***** Raw data *****
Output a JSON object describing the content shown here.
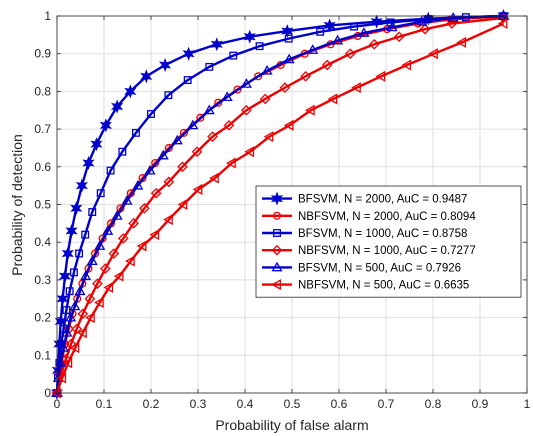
{
  "chart_data": {
    "type": "line",
    "title": "",
    "xlabel": "Probability of false alarm",
    "ylabel": "Probability of detection",
    "xlim": [
      0,
      1
    ],
    "ylim": [
      0,
      1
    ],
    "xticks": [
      "0",
      "0.1",
      "0.2",
      "0.3",
      "0.4",
      "0.5",
      "0.6",
      "0.7",
      "0.8",
      "0.9",
      "1"
    ],
    "yticks": [
      "0",
      "0.1",
      "0.2",
      "0.3",
      "0.4",
      "0.5",
      "0.6",
      "0.7",
      "0.8",
      "0.9",
      "1"
    ],
    "grid": true,
    "legend_position": "center-right",
    "series": [
      {
        "name": "BFSVM, N = 2000, AuC = 0.9487",
        "color": "#0000cc",
        "marker": "hexagram",
        "x": [
          0,
          0.002,
          0.005,
          0.008,
          0.012,
          0.017,
          0.023,
          0.031,
          0.041,
          0.053,
          0.067,
          0.084,
          0.104,
          0.128,
          0.156,
          0.19,
          0.23,
          0.28,
          0.34,
          0.41,
          0.49,
          0.58,
          0.68,
          0.79,
          0.95
        ],
        "y": [
          0.0,
          0.06,
          0.13,
          0.19,
          0.25,
          0.31,
          0.37,
          0.43,
          0.49,
          0.55,
          0.61,
          0.66,
          0.71,
          0.76,
          0.8,
          0.84,
          0.87,
          0.9,
          0.925,
          0.945,
          0.96,
          0.975,
          0.985,
          0.993,
          1.0
        ]
      },
      {
        "name": "NBFSVM, N = 2000, AuC = 0.8094",
        "color": "#ee0000",
        "marker": "circle",
        "x": [
          0,
          0.005,
          0.011,
          0.017,
          0.025,
          0.033,
          0.043,
          0.054,
          0.067,
          0.081,
          0.097,
          0.115,
          0.135,
          0.157,
          0.182,
          0.209,
          0.238,
          0.27,
          0.305,
          0.343,
          0.384,
          0.428,
          0.476,
          0.527,
          0.582,
          0.64,
          0.702,
          0.768,
          0.838,
          0.95
        ],
        "y": [
          0.0,
          0.05,
          0.09,
          0.13,
          0.17,
          0.21,
          0.25,
          0.29,
          0.33,
          0.37,
          0.41,
          0.45,
          0.49,
          0.53,
          0.57,
          0.61,
          0.65,
          0.69,
          0.73,
          0.77,
          0.805,
          0.84,
          0.87,
          0.9,
          0.925,
          0.947,
          0.965,
          0.98,
          0.991,
          1.0
        ]
      },
      {
        "name": "BFSVM, N = 1000, AuC = 0.8758",
        "color": "#0000cc",
        "marker": "square",
        "x": [
          0,
          0.002,
          0.005,
          0.009,
          0.014,
          0.02,
          0.027,
          0.036,
          0.047,
          0.06,
          0.075,
          0.093,
          0.114,
          0.139,
          0.168,
          0.2,
          0.237,
          0.278,
          0.324,
          0.375,
          0.431,
          0.493,
          0.56,
          0.632,
          0.71,
          0.79,
          0.87,
          0.95
        ],
        "y": [
          0.0,
          0.04,
          0.08,
          0.13,
          0.17,
          0.22,
          0.27,
          0.32,
          0.37,
          0.42,
          0.48,
          0.53,
          0.59,
          0.64,
          0.69,
          0.74,
          0.79,
          0.83,
          0.865,
          0.895,
          0.92,
          0.94,
          0.958,
          0.972,
          0.983,
          0.992,
          0.997,
          1.0
        ]
      },
      {
        "name": "NBFSVM, N = 1000, AuC = 0.7277",
        "color": "#ee0000",
        "marker": "diamond",
        "x": [
          0,
          0.009,
          0.019,
          0.03,
          0.042,
          0.055,
          0.07,
          0.086,
          0.103,
          0.121,
          0.141,
          0.163,
          0.186,
          0.211,
          0.238,
          0.267,
          0.298,
          0.331,
          0.366,
          0.403,
          0.443,
          0.485,
          0.529,
          0.575,
          0.624,
          0.675,
          0.728,
          0.783,
          0.84,
          0.95
        ],
        "y": [
          0.0,
          0.05,
          0.09,
          0.13,
          0.17,
          0.21,
          0.25,
          0.29,
          0.33,
          0.37,
          0.41,
          0.45,
          0.49,
          0.53,
          0.56,
          0.6,
          0.64,
          0.68,
          0.71,
          0.75,
          0.78,
          0.81,
          0.84,
          0.87,
          0.9,
          0.925,
          0.945,
          0.965,
          0.98,
          0.995
        ]
      },
      {
        "name": "BFSVM, N = 500, AuC = 0.7926",
        "color": "#0000cc",
        "marker": "triangle-up",
        "x": [
          0,
          0.003,
          0.008,
          0.014,
          0.021,
          0.029,
          0.038,
          0.049,
          0.061,
          0.075,
          0.091,
          0.108,
          0.128,
          0.149,
          0.172,
          0.198,
          0.226,
          0.256,
          0.289,
          0.324,
          0.362,
          0.403,
          0.447,
          0.494,
          0.544,
          0.597,
          0.653,
          0.713,
          0.776,
          0.843,
          0.95
        ],
        "y": [
          0.0,
          0.04,
          0.08,
          0.12,
          0.16,
          0.2,
          0.23,
          0.27,
          0.31,
          0.35,
          0.39,
          0.43,
          0.47,
          0.51,
          0.55,
          0.59,
          0.63,
          0.67,
          0.71,
          0.75,
          0.785,
          0.82,
          0.855,
          0.885,
          0.91,
          0.935,
          0.955,
          0.97,
          0.985,
          0.995,
          1.0
        ]
      },
      {
        "name": "NBFSVM, N = 500, AuC = 0.6635",
        "color": "#ee0000",
        "marker": "triangle-left",
        "x": [
          0,
          0.011,
          0.024,
          0.039,
          0.055,
          0.072,
          0.091,
          0.111,
          0.133,
          0.157,
          0.182,
          0.209,
          0.238,
          0.269,
          0.301,
          0.336,
          0.372,
          0.411,
          0.452,
          0.495,
          0.54,
          0.588,
          0.638,
          0.69,
          0.745,
          0.802,
          0.862,
          0.95
        ],
        "y": [
          0.0,
          0.04,
          0.08,
          0.12,
          0.16,
          0.2,
          0.24,
          0.28,
          0.31,
          0.35,
          0.39,
          0.42,
          0.46,
          0.5,
          0.54,
          0.57,
          0.61,
          0.64,
          0.68,
          0.71,
          0.75,
          0.78,
          0.81,
          0.84,
          0.87,
          0.9,
          0.93,
          0.98
        ]
      }
    ]
  }
}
*****
▶ _What you are asked to do_
Every line holding "marker" should be copied out.

▶ _The result_
        "marker": "hexagram",
        "marker": "circle",
        "marker": "square",
        "marker": "diamond",
        "marker": "triangle-up",
        "marker": "triangle-left",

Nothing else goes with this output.